■ **Exercise directions**
Tell how many lines contain the word "پاسخگو". Reply with the number only.
── Given records
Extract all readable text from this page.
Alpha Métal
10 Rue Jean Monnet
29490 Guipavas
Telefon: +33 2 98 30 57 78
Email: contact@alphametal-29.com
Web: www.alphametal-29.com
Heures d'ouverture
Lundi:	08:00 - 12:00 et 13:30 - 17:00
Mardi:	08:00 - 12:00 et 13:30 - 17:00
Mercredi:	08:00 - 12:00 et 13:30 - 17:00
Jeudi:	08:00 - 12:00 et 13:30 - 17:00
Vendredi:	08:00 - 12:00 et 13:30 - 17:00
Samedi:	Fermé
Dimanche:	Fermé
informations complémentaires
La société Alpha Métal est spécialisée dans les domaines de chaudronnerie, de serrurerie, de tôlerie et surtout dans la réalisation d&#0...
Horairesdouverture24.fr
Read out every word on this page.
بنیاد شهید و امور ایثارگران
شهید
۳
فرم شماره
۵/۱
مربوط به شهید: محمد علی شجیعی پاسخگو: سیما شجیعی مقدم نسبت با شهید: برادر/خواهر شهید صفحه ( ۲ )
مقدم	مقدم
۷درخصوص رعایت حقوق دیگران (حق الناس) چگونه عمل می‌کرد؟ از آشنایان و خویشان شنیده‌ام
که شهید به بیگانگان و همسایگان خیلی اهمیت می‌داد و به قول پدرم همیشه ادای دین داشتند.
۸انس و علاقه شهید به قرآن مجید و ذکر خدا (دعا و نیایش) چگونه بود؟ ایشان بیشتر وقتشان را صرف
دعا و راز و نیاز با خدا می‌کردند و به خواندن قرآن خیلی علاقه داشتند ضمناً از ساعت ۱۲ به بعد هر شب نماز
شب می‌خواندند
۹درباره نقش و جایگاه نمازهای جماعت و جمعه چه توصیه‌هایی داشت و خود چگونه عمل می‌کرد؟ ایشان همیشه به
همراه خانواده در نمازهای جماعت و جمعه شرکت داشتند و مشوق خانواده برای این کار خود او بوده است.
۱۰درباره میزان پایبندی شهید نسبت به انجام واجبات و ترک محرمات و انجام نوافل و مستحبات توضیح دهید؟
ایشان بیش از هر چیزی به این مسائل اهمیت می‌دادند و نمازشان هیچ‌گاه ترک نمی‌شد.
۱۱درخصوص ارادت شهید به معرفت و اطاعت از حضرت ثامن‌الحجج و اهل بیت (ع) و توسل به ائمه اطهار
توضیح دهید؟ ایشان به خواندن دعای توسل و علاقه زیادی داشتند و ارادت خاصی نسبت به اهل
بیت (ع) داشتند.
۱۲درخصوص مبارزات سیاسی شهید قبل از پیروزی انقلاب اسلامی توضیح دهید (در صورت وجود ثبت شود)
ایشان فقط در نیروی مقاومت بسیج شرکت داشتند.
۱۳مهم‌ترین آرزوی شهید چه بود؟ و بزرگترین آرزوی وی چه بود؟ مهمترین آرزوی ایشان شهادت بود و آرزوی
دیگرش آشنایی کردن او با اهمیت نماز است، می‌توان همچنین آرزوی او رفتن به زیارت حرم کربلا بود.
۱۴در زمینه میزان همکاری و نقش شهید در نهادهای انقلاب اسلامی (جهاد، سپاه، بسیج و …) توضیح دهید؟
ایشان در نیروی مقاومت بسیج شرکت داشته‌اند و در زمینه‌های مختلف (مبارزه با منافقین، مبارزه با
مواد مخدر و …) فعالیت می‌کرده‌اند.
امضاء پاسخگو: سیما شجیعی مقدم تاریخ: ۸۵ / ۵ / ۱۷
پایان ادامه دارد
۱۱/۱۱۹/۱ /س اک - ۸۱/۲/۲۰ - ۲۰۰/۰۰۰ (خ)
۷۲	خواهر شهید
────
■ **Written reply**
2